Figure contents as structured data:

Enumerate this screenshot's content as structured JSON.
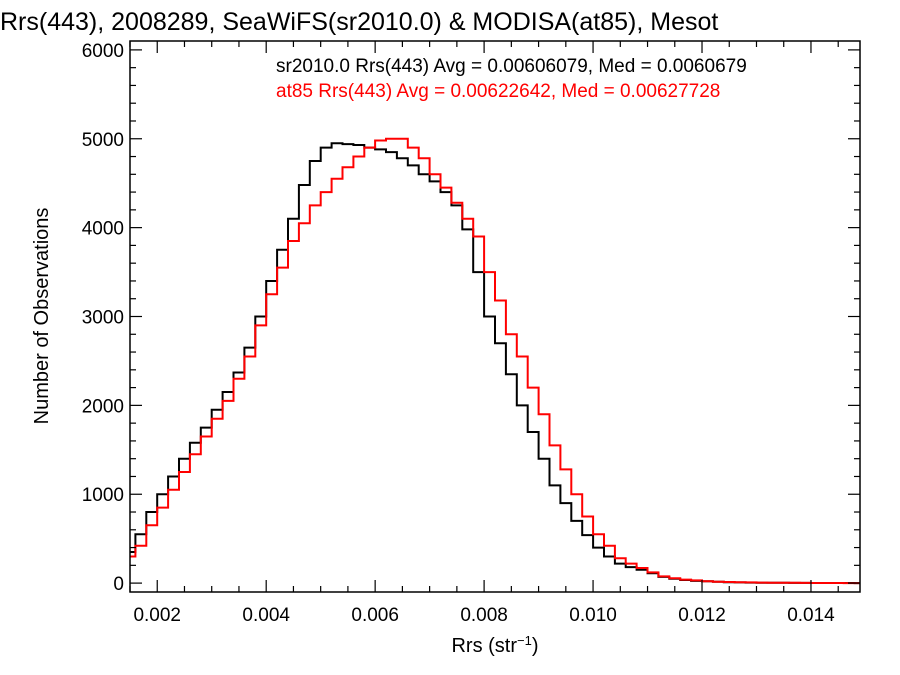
{
  "chart_data": {
    "type": "line",
    "title": "Rrs(443), 2008289, SeaWiFS(sr2010.0) & MODISA(at85), Mesot",
    "xlabel": "Rrs (str",
    "xlabel_superscript": "−1",
    "xlabel_close": ")",
    "ylabel": "Number of Observations",
    "xlim": [
      0.0015,
      0.0149
    ],
    "ylim": [
      -100,
      6100
    ],
    "x_ticks": [
      "0.002",
      "0.004",
      "0.006",
      "0.008",
      "0.010",
      "0.012",
      "0.014"
    ],
    "x_tick_values": [
      0.002,
      0.004,
      0.006,
      0.008,
      0.01,
      0.012,
      0.014
    ],
    "y_ticks": [
      "0",
      "1000",
      "2000",
      "3000",
      "4000",
      "5000",
      "6000"
    ],
    "y_tick_values": [
      0,
      1000,
      2000,
      3000,
      4000,
      5000,
      6000
    ],
    "grid": false,
    "legend_position": "top-right",
    "step": true,
    "series": [
      {
        "name": "sr2010.0 Rrs(443) Avg = 0.00606079, Med = 0.0060679",
        "color": "#000000",
        "x": [
          0.0015,
          0.0016,
          0.0018,
          0.002,
          0.0022,
          0.0024,
          0.0026,
          0.0028,
          0.003,
          0.0032,
          0.0034,
          0.0036,
          0.0038,
          0.004,
          0.0042,
          0.0044,
          0.0046,
          0.0048,
          0.005,
          0.0052,
          0.0054,
          0.0056,
          0.0058,
          0.006,
          0.0062,
          0.0064,
          0.0066,
          0.0068,
          0.007,
          0.0072,
          0.0074,
          0.0076,
          0.0078,
          0.008,
          0.0082,
          0.0084,
          0.0086,
          0.0088,
          0.009,
          0.0092,
          0.0094,
          0.0096,
          0.0098,
          0.01,
          0.0102,
          0.0104,
          0.0106,
          0.0108,
          0.011,
          0.0112,
          0.0114,
          0.0116,
          0.0118,
          0.012,
          0.0122,
          0.0124,
          0.0126,
          0.0128,
          0.013,
          0.0132,
          0.0134,
          0.0136,
          0.0138,
          0.014,
          0.0142,
          0.0144,
          0.0146,
          0.0148,
          0.0149
        ],
        "y": [
          350,
          550,
          800,
          1000,
          1200,
          1400,
          1580,
          1750,
          1950,
          2150,
          2370,
          2650,
          3000,
          3400,
          3750,
          4100,
          4480,
          4750,
          4900,
          4950,
          4940,
          4930,
          4900,
          4880,
          4850,
          4780,
          4700,
          4600,
          4520,
          4400,
          4250,
          3980,
          3500,
          3000,
          2700,
          2350,
          2000,
          1700,
          1400,
          1100,
          900,
          700,
          540,
          400,
          300,
          220,
          180,
          150,
          110,
          70,
          50,
          35,
          25,
          20,
          15,
          10,
          8,
          6,
          5,
          4,
          3,
          2,
          2,
          1,
          1,
          1,
          1,
          0,
          0
        ]
      },
      {
        "name": "at85 Rrs(443) Avg = 0.00622642, Med = 0.00627728",
        "color": "#ff0000",
        "x": [
          0.0015,
          0.0016,
          0.0018,
          0.002,
          0.0022,
          0.0024,
          0.0026,
          0.0028,
          0.003,
          0.0032,
          0.0034,
          0.0036,
          0.0038,
          0.004,
          0.0042,
          0.0044,
          0.0046,
          0.0048,
          0.005,
          0.0052,
          0.0054,
          0.0056,
          0.0058,
          0.006,
          0.0062,
          0.0064,
          0.0066,
          0.0068,
          0.007,
          0.0072,
          0.0074,
          0.0076,
          0.0078,
          0.008,
          0.0082,
          0.0084,
          0.0086,
          0.0088,
          0.009,
          0.0092,
          0.0094,
          0.0096,
          0.0098,
          0.01,
          0.0102,
          0.0104,
          0.0106,
          0.0108,
          0.011,
          0.0112,
          0.0114,
          0.0116,
          0.0118,
          0.012,
          0.0122,
          0.0124,
          0.0126,
          0.0128,
          0.013,
          0.0132,
          0.0134,
          0.0136,
          0.0138,
          0.014,
          0.0142,
          0.0144,
          0.0146,
          0.0148,
          0.0149
        ],
        "y": [
          300,
          420,
          650,
          850,
          1050,
          1250,
          1450,
          1650,
          1850,
          2050,
          2300,
          2550,
          2900,
          3250,
          3550,
          3850,
          4050,
          4250,
          4400,
          4550,
          4680,
          4800,
          4900,
          4980,
          5000,
          5000,
          4900,
          4780,
          4600,
          4450,
          4280,
          4100,
          3900,
          3500,
          3180,
          2800,
          2550,
          2200,
          1900,
          1550,
          1280,
          1000,
          750,
          550,
          420,
          280,
          220,
          170,
          120,
          75,
          55,
          40,
          30,
          22,
          16,
          12,
          10,
          8,
          6,
          5,
          4,
          3,
          2,
          1,
          1,
          1,
          0,
          0,
          0
        ]
      }
    ]
  }
}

_The problem_:
Without the pictures, return the entries exactly as they appear.

_Exercise result_:
Enumerate this screenshot's content as structured JSON.
{
  "chart_data": {
    "type": "line",
    "title": "Rrs(443), 2008289, SeaWiFS(sr2010.0) & MODISA(at85), Mesot",
    "xlabel": "Rrs (str",
    "xlabel_superscript": "−1",
    "xlabel_close": ")",
    "ylabel": "Number of Observations",
    "xlim": [
      0.0015,
      0.0149
    ],
    "ylim": [
      -100,
      6100
    ],
    "x_ticks": [
      "0.002",
      "0.004",
      "0.006",
      "0.008",
      "0.010",
      "0.012",
      "0.014"
    ],
    "x_tick_values": [
      0.002,
      0.004,
      0.006,
      0.008,
      0.01,
      0.012,
      0.014
    ],
    "y_ticks": [
      "0",
      "1000",
      "2000",
      "3000",
      "4000",
      "5000",
      "6000"
    ],
    "y_tick_values": [
      0,
      1000,
      2000,
      3000,
      4000,
      5000,
      6000
    ],
    "grid": false,
    "legend_position": "top-right",
    "step": true,
    "series": [
      {
        "name": "sr2010.0 Rrs(443) Avg = 0.00606079, Med = 0.0060679",
        "color": "#000000",
        "x": [
          0.0015,
          0.0016,
          0.0018,
          0.002,
          0.0022,
          0.0024,
          0.0026,
          0.0028,
          0.003,
          0.0032,
          0.0034,
          0.0036,
          0.0038,
          0.004,
          0.0042,
          0.0044,
          0.0046,
          0.0048,
          0.005,
          0.0052,
          0.0054,
          0.0056,
          0.0058,
          0.006,
          0.0062,
          0.0064,
          0.0066,
          0.0068,
          0.007,
          0.0072,
          0.0074,
          0.0076,
          0.0078,
          0.008,
          0.0082,
          0.0084,
          0.0086,
          0.0088,
          0.009,
          0.0092,
          0.0094,
          0.0096,
          0.0098,
          0.01,
          0.0102,
          0.0104,
          0.0106,
          0.0108,
          0.011,
          0.0112,
          0.0114,
          0.0116,
          0.0118,
          0.012,
          0.0122,
          0.0124,
          0.0126,
          0.0128,
          0.013,
          0.0132,
          0.0134,
          0.0136,
          0.0138,
          0.014,
          0.0142,
          0.0144,
          0.0146,
          0.0148,
          0.0149
        ],
        "y": [
          350,
          550,
          800,
          1000,
          1200,
          1400,
          1580,
          1750,
          1950,
          2150,
          2370,
          2650,
          3000,
          3400,
          3750,
          4100,
          4480,
          4750,
          4900,
          4950,
          4940,
          4930,
          4900,
          4880,
          4850,
          4780,
          4700,
          4600,
          4520,
          4400,
          4250,
          3980,
          3500,
          3000,
          2700,
          2350,
          2000,
          1700,
          1400,
          1100,
          900,
          700,
          540,
          400,
          300,
          220,
          180,
          150,
          110,
          70,
          50,
          35,
          25,
          20,
          15,
          10,
          8,
          6,
          5,
          4,
          3,
          2,
          2,
          1,
          1,
          1,
          1,
          0,
          0
        ]
      },
      {
        "name": "at85 Rrs(443) Avg = 0.00622642, Med = 0.00627728",
        "color": "#ff0000",
        "x": [
          0.0015,
          0.0016,
          0.0018,
          0.002,
          0.0022,
          0.0024,
          0.0026,
          0.0028,
          0.003,
          0.0032,
          0.0034,
          0.0036,
          0.0038,
          0.004,
          0.0042,
          0.0044,
          0.0046,
          0.0048,
          0.005,
          0.0052,
          0.0054,
          0.0056,
          0.0058,
          0.006,
          0.0062,
          0.0064,
          0.0066,
          0.0068,
          0.007,
          0.0072,
          0.0074,
          0.0076,
          0.0078,
          0.008,
          0.0082,
          0.0084,
          0.0086,
          0.0088,
          0.009,
          0.0092,
          0.0094,
          0.0096,
          0.0098,
          0.01,
          0.0102,
          0.0104,
          0.0106,
          0.0108,
          0.011,
          0.0112,
          0.0114,
          0.0116,
          0.0118,
          0.012,
          0.0122,
          0.0124,
          0.0126,
          0.0128,
          0.013,
          0.0132,
          0.0134,
          0.0136,
          0.0138,
          0.014,
          0.0142,
          0.0144,
          0.0146,
          0.0148,
          0.0149
        ],
        "y": [
          300,
          420,
          650,
          850,
          1050,
          1250,
          1450,
          1650,
          1850,
          2050,
          2300,
          2550,
          2900,
          3250,
          3550,
          3850,
          4050,
          4250,
          4400,
          4550,
          4680,
          4800,
          4900,
          4980,
          5000,
          5000,
          4900,
          4780,
          4600,
          4450,
          4280,
          4100,
          3900,
          3500,
          3180,
          2800,
          2550,
          2200,
          1900,
          1550,
          1280,
          1000,
          750,
          550,
          420,
          280,
          220,
          170,
          120,
          75,
          55,
          40,
          30,
          22,
          16,
          12,
          10,
          8,
          6,
          5,
          4,
          3,
          2,
          1,
          1,
          1,
          0,
          0,
          0
        ]
      }
    ]
  }
}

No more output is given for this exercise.